↓

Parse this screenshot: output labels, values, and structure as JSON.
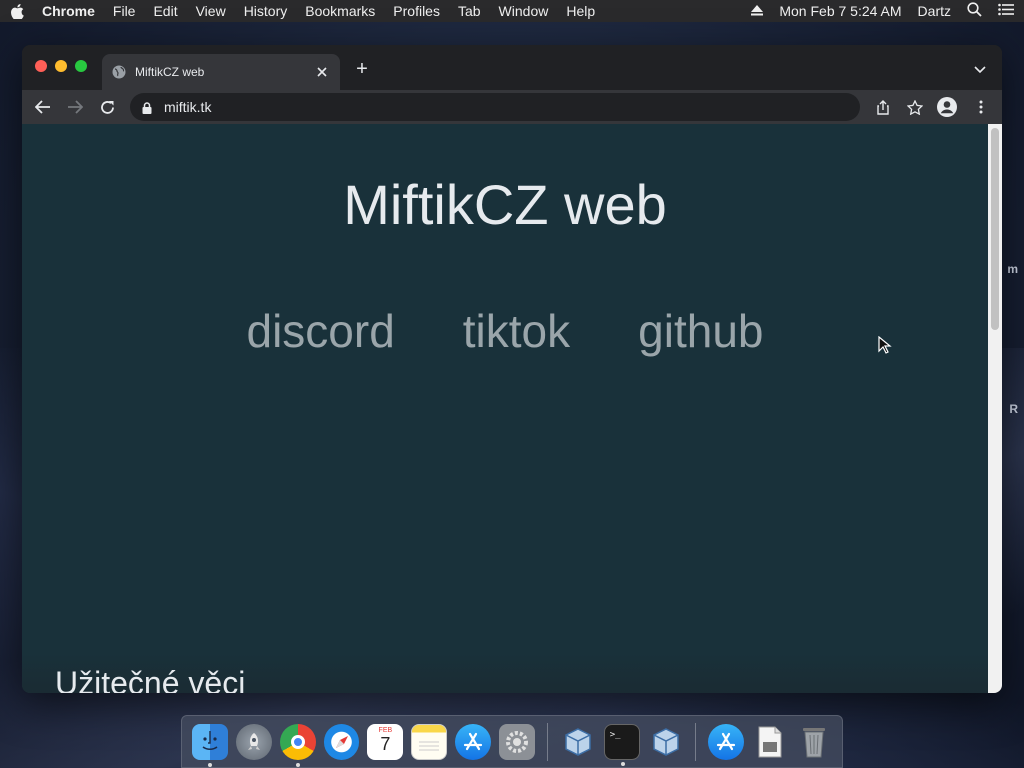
{
  "menubar": {
    "app_name": "Chrome",
    "items": [
      "File",
      "Edit",
      "View",
      "History",
      "Bookmarks",
      "Profiles",
      "Tab",
      "Window",
      "Help"
    ],
    "clock": "Mon Feb 7  5:24 AM",
    "user": "Dartz"
  },
  "browser": {
    "tab_title": "MiftikCZ web",
    "new_tab_label": "+",
    "url": "miftik.tk"
  },
  "page": {
    "title": "MiftikCZ web",
    "links": [
      "discord",
      "tiktok",
      "github"
    ],
    "section_heading": "Užitečné věci",
    "background_color": "#19313a",
    "link_color": "#9aa5aa"
  },
  "desktop": {
    "edge_text_top": "m",
    "edge_text_bottom": "R"
  },
  "dock": {
    "items": [
      {
        "name": "Finder",
        "icon": "finder-icon",
        "running": true
      },
      {
        "name": "Launchpad",
        "icon": "launchpad-icon",
        "running": false
      },
      {
        "name": "Google Chrome",
        "icon": "chrome-icon",
        "running": true
      },
      {
        "name": "Safari",
        "icon": "safari-icon",
        "running": false
      },
      {
        "name": "Calendar",
        "icon": "calendar-icon",
        "running": false,
        "month": "FEB",
        "day": "7"
      },
      {
        "name": "Notes",
        "icon": "notes-icon",
        "running": false
      },
      {
        "name": "App Store",
        "icon": "app-store-icon",
        "running": false
      },
      {
        "name": "System Preferences",
        "icon": "system-preferences-icon",
        "running": false
      },
      {
        "name": "VirtualBox",
        "icon": "virtualbox-icon",
        "running": false
      },
      {
        "name": "Terminal",
        "icon": "terminal-icon",
        "running": true
      },
      {
        "name": "VirtualBox VM",
        "icon": "virtualbox-vm-icon",
        "running": false
      },
      {
        "name": "App Store Downloads",
        "icon": "app-store-downloads-icon",
        "running": false
      },
      {
        "name": "Document",
        "icon": "document-icon",
        "running": false
      },
      {
        "name": "Trash",
        "icon": "trash-icon",
        "running": false
      }
    ]
  }
}
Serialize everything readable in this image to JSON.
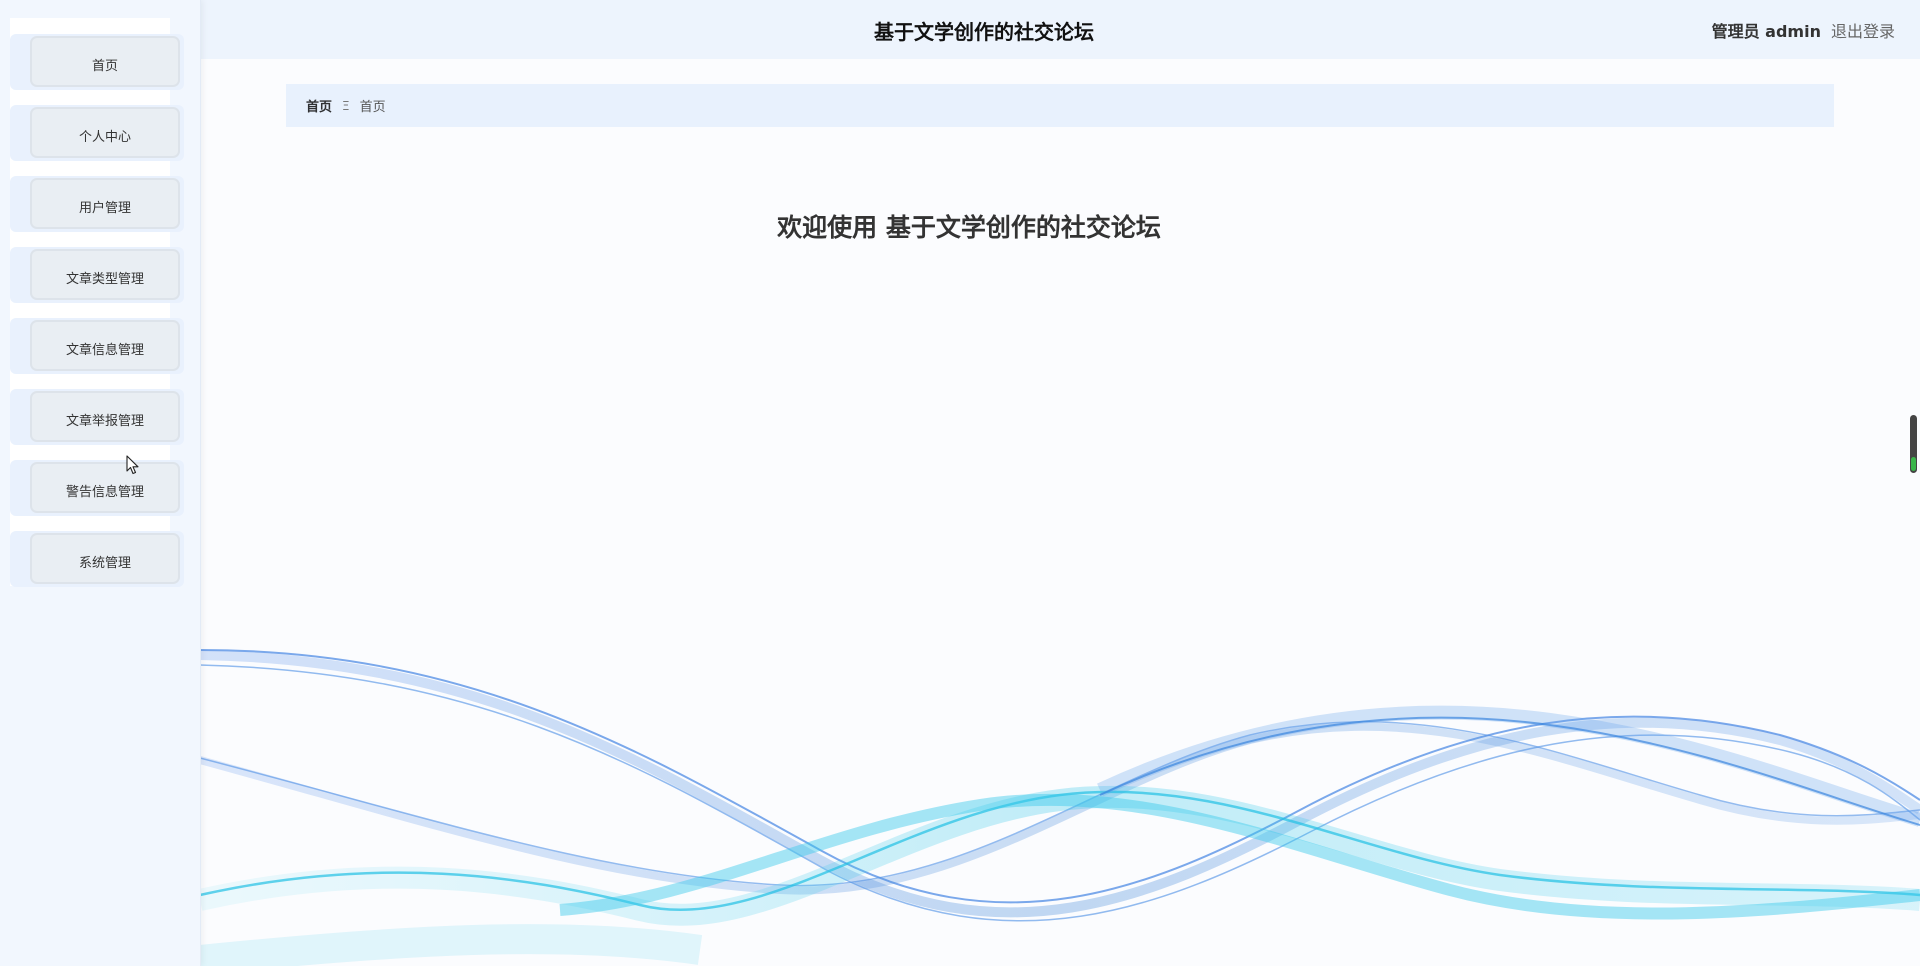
{
  "header": {
    "title": "基于文学创作的社交论坛",
    "role": "管理员 admin",
    "logout": "退出登录"
  },
  "sidebar": {
    "items": [
      {
        "label": "首页"
      },
      {
        "label": "个人中心"
      },
      {
        "label": "用户管理"
      },
      {
        "label": "文章类型管理"
      },
      {
        "label": "文章信息管理"
      },
      {
        "label": "文章举报管理"
      },
      {
        "label": "警告信息管理"
      },
      {
        "label": "系统管理"
      }
    ]
  },
  "breadcrumb": {
    "home": "首页",
    "separator": "Ξ",
    "current": "首页"
  },
  "main": {
    "welcome": "欢迎使用 基于文学创作的社交论坛"
  },
  "colors": {
    "sidebar_bg": "#f2f7fe",
    "header_bg": "#edf4fd",
    "breadcrumb_bg": "#e8f1fd",
    "menu_item_bg": "#e9eef3",
    "wave_blue": "#4a8fe7",
    "wave_cyan": "#35c6e8"
  }
}
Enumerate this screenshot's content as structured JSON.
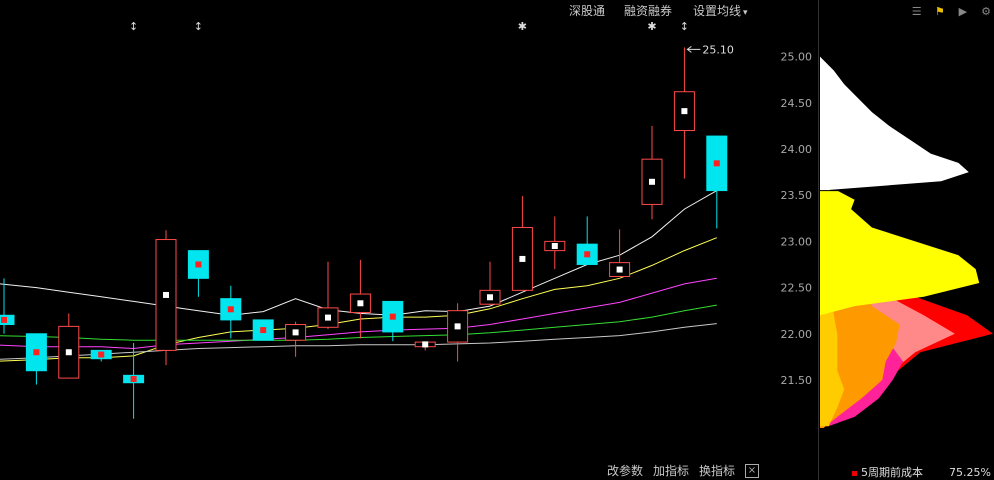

↑

• YOUR OBJECTIVE
Print all of the records shown above exactly, leaving out each picture.

• RESULT FOR THIS TASK
Parse this screenshot: output labels, values, and structure as JSON.
{
  "menubar": {
    "app_name": "Chrome",
    "items": [
      "File",
      "Edit",
      "View",
      "History",
      "Bookmarks",
      "Profiles",
      "Tab",
      "Window",
      "Help"
    ],
    "clock": "Mon Feb 7  5:24 AM",
    "user": "Dartz"
  },
  "browser": {
    "tab_title": "MiftikCZ web",
    "new_tab_label": "+",
    "url": "miftik.tk"
  },
  "page": {
    "title": "MiftikCZ web",
    "links": [
      "discord",
      "tiktok",
      "github"
    ],
    "section_heading": "Užitečné věci",
    "background_color": "#19313a",
    "link_color": "#9aa5aa"
  },
  "desktop": {
    "edge_text_top": "m",
    "edge_text_bottom": "R"
  },
  "dock": {
    "items": [
      {
        "name": "Finder",
        "icon": "finder-icon",
        "running": true
      },
      {
        "name": "Launchpad",
        "icon": "launchpad-icon",
        "running": false
      },
      {
        "name": "Google Chrome",
        "icon": "chrome-icon",
        "running": true
      },
      {
        "name": "Safari",
        "icon": "safari-icon",
        "running": false
      },
      {
        "name": "Calendar",
        "icon": "calendar-icon",
        "running": false,
        "month": "FEB",
        "day": "7"
      },
      {
        "name": "Notes",
        "icon": "notes-icon",
        "running": false
      },
      {
        "name": "App Store",
        "icon": "app-store-icon",
        "running": false
      },
      {
        "name": "System Preferences",
        "icon": "system-preferences-icon",
        "running": false
      },
      {
        "name": "VirtualBox",
        "icon": "virtualbox-icon",
        "running": false
      },
      {
        "name": "Terminal",
        "icon": "terminal-icon",
        "running": true
      },
      {
        "name": "VirtualBox VM",
        "icon": "virtualbox-vm-icon",
        "running": false
      },
      {
        "name": "App Store Downloads",
        "icon": "app-store-downloads-icon",
        "running": false
      },
      {
        "name": "Document",
        "icon": "document-icon",
        "running": false
      },
      {
        "name": "Trash",
        "icon": "trash-icon",
        "running": false
      }
    ]
  }
}
Serialize everything readable in this image to JSON.
{
  "header": {
    "title": "基于文学创作的社交论坛",
    "role": "管理员 admin",
    "logout": "退出登录"
  },
  "sidebar": {
    "items": [
      {
        "label": "首页"
      },
      {
        "label": "个人中心"
      },
      {
        "label": "用户管理"
      },
      {
        "label": "文章类型管理"
      },
      {
        "label": "文章信息管理"
      },
      {
        "label": "文章举报管理"
      },
      {
        "label": "警告信息管理"
      },
      {
        "label": "系统管理"
      }
    ]
  },
  "breadcrumb": {
    "home": "首页",
    "separator": "Ξ",
    "current": "首页"
  },
  "main": {
    "welcome": "欢迎使用 基于文学创作的社交论坛"
  },
  "colors": {
    "sidebar_bg": "#f2f7fe",
    "header_bg": "#edf4fd",
    "breadcrumb_bg": "#e8f1fd",
    "menu_item_bg": "#e9eef3",
    "wave_blue": "#4a8fe7",
    "wave_cyan": "#35c6e8"
  }
}
Enumerate this screenshot's content as structured JSON.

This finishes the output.